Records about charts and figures
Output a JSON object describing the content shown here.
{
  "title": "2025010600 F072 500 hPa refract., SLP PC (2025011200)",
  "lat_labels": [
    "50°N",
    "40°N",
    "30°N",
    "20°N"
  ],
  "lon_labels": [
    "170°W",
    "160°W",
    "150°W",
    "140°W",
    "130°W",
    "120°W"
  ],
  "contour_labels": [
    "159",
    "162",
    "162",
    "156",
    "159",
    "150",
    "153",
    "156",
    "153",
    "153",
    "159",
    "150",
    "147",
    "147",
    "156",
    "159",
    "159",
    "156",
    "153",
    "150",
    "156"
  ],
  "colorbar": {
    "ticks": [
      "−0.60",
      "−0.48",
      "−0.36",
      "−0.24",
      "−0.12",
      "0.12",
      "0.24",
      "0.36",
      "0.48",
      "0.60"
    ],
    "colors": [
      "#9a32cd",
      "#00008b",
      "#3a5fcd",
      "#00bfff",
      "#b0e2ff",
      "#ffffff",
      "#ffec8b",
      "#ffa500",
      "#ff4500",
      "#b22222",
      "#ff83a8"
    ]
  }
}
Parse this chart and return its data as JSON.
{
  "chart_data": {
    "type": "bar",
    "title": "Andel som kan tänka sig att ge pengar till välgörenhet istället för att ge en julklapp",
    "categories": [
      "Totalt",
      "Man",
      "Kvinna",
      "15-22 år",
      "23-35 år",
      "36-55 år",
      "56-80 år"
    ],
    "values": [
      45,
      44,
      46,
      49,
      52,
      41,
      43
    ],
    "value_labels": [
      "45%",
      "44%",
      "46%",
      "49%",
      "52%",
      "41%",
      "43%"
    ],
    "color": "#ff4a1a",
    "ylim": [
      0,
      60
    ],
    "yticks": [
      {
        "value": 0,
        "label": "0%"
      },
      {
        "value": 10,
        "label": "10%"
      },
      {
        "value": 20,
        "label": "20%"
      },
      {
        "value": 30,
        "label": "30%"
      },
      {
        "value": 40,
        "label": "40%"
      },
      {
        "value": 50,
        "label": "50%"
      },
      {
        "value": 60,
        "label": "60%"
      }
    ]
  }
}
* * *
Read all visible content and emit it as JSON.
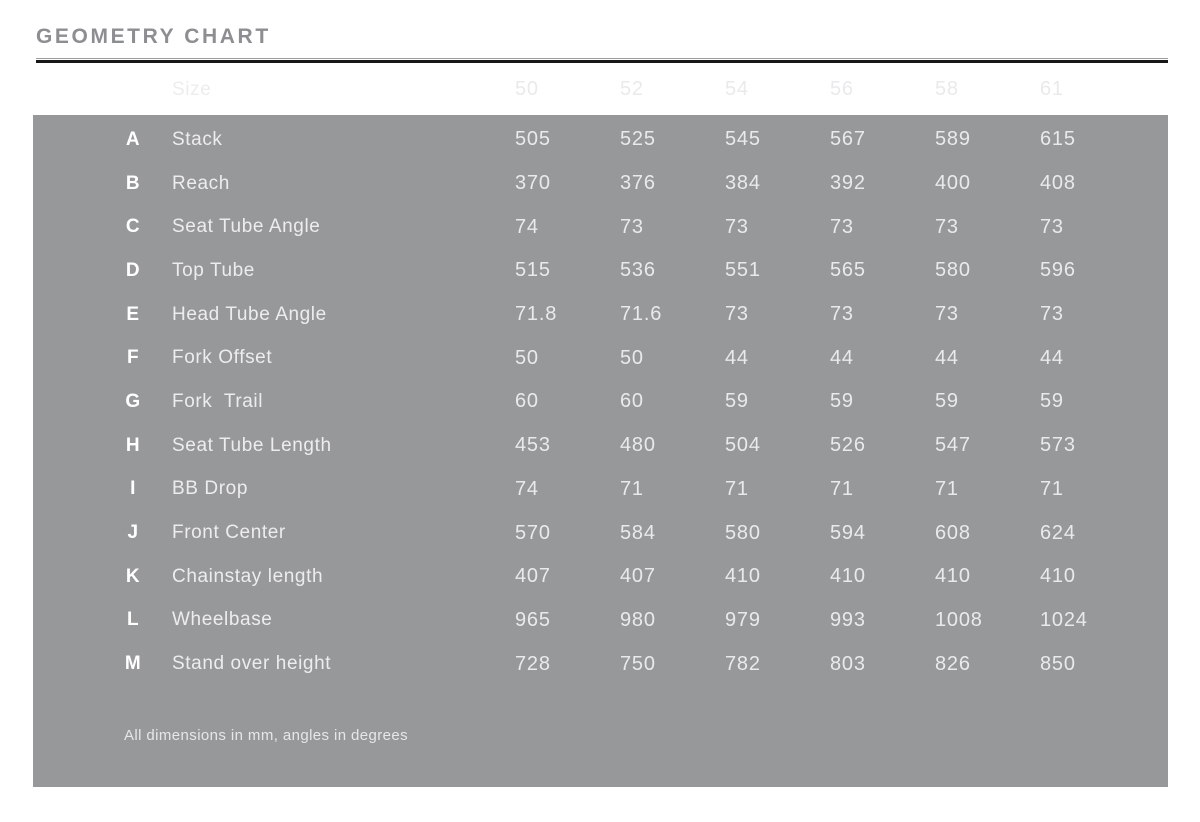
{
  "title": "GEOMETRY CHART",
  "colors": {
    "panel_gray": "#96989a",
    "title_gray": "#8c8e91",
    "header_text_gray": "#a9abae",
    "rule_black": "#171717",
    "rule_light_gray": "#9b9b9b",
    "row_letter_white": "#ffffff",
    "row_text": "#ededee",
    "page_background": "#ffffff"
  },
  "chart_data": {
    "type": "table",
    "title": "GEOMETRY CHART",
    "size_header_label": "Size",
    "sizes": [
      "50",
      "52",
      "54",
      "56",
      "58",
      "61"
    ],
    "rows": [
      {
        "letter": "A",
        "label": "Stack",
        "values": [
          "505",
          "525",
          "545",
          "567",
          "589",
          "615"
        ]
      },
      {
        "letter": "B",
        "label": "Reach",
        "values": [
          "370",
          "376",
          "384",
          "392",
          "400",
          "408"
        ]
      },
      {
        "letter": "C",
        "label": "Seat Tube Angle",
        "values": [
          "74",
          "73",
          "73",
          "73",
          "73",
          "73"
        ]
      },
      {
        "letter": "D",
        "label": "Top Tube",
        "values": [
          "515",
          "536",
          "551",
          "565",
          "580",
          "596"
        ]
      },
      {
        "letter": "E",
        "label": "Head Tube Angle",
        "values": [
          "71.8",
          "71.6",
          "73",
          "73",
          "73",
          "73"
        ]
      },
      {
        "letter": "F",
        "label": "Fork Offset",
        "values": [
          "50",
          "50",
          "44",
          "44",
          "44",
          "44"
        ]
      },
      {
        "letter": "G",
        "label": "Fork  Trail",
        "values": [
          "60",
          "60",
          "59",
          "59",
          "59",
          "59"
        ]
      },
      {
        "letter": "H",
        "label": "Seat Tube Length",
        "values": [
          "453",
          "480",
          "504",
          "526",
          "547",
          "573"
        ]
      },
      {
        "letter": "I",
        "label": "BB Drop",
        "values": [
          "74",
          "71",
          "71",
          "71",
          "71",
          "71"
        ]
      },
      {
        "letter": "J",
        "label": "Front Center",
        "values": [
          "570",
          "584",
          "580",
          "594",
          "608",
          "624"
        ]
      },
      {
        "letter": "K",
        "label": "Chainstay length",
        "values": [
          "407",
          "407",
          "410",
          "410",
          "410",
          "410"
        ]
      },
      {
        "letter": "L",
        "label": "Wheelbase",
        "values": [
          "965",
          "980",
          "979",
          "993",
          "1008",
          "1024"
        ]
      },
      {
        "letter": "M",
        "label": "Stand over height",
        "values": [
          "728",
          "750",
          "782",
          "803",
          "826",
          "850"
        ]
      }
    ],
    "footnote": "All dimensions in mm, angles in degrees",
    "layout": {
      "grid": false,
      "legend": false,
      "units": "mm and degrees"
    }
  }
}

## Exercise prompt
Pull every line containing "Seat" out of the data above.

## Written answer
        "label": "Seat Tube Angle",
        "label": "Seat Tube Length",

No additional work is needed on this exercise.